-------- DATA TO USE --------

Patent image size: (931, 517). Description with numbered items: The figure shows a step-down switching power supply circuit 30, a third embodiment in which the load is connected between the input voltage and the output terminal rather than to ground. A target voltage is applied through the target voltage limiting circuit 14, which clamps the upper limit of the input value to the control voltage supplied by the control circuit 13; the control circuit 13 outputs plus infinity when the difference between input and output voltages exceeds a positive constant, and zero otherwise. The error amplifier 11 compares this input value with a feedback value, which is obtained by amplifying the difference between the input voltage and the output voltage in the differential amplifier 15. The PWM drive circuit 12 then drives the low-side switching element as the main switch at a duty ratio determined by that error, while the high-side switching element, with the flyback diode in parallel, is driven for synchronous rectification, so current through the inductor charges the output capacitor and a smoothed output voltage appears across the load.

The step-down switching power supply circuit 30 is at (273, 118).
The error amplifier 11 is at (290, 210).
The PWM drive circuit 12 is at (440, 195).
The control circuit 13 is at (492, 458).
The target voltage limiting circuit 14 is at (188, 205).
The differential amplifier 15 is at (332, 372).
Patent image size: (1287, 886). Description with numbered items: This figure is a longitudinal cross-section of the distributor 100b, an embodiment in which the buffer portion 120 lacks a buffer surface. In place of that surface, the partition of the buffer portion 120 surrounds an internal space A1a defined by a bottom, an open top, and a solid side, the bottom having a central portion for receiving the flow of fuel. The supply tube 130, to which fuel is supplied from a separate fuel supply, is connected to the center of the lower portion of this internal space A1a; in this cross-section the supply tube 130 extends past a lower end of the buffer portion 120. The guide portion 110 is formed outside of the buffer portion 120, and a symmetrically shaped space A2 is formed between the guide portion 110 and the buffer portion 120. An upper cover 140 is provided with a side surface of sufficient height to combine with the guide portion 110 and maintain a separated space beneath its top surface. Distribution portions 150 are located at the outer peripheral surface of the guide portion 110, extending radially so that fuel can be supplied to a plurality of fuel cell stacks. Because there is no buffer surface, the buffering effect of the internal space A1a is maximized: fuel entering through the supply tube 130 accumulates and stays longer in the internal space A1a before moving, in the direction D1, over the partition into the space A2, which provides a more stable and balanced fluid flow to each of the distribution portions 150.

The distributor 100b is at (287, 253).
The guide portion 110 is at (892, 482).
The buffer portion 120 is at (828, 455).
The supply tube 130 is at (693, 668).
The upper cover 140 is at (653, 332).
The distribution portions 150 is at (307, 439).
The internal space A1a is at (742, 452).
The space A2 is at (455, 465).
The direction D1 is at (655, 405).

--------

§ THE EXERCISE
Reproduce the material above, replacing "Description with numbered items" with "Numbered description" at each occurrence and leaving all other text unchanged.

§ RESULT OF THE TASK
Patent image size: (931, 517). Numbered description: The figure shows a step-down switching power supply circuit 30, a third embodiment in which the load is connected between the input voltage and the output terminal rather than to ground. A target voltage is applied through the target voltage limiting circuit 14, which clamps the upper limit of the input value to the control voltage supplied by the control circuit 13; the control circuit 13 outputs plus infinity when the difference between input and output voltages exceeds a positive constant, and zero otherwise. The error amplifier 11 compares this input value with a feedback value, which is obtained by amplifying the difference between the input voltage and the output voltage in the differential amplifier 15. The PWM drive circuit 12 then drives the low-side switching element as the main switch at a duty ratio determined by that error, while the high-side switching element, with the flyback diode in parallel, is driven for synchronous rectification, so current through the inductor charges the output capacitor and a smoothed output voltage appears across the load.

The step-down switching power supply circuit 30 is at (273, 118).
The error amplifier 11 is at (290, 210).
The PWM drive circuit 12 is at (440, 195).
The control circuit 13 is at (492, 458).
The target voltage limiting circuit 14 is at (188, 205).
The differential amplifier 15 is at (332, 372).
Patent image size: (1287, 886). Numbered description: This figure is a longitudinal cross-section of the distributor 100b, an embodiment in which the buffer portion 120 lacks a buffer surface. In place of that surface, the partition of the buffer portion 120 surrounds an internal space A1a defined by a bottom, an open top, and a solid side, the bottom having a central portion for receiving the flow of fuel. The supply tube 130, to which fuel is supplied from a separate fuel supply, is connected to the center of the lower portion of this internal space A1a; in this cross-section the supply tube 130 extends past a lower end of the buffer portion 120. The guide portion 110 is formed outside of the buffer portion 120, and a symmetrically shaped space A2 is formed between the guide portion 110 and the buffer portion 120. An upper cover 140 is provided with a side surface of sufficient height to combine with the guide portion 110 and maintain a separated space beneath its top surface. Distribution portions 150 are located at the outer peripheral surface of the guide portion 110, extending radially so that fuel can be supplied to a plurality of fuel cell stacks. Because there is no buffer surface, the buffering effect of the internal space A1a is maximized: fuel entering through the supply tube 130 accumulates and stays longer in the internal space A1a before moving, in the direction D1, over the partition into the space A2, which provides a more stable and balanced fluid flow to each of the distribution portions 150.

The distributor 100b is at (287, 253).
The guide portion 110 is at (892, 482).
The buffer portion 120 is at (828, 455).
The supply tube 130 is at (693, 668).
The upper cover 140 is at (653, 332).
The distribution portions 150 is at (307, 439).
The internal space A1a is at (742, 452).
The space A2 is at (455, 465).
The direction D1 is at (655, 405).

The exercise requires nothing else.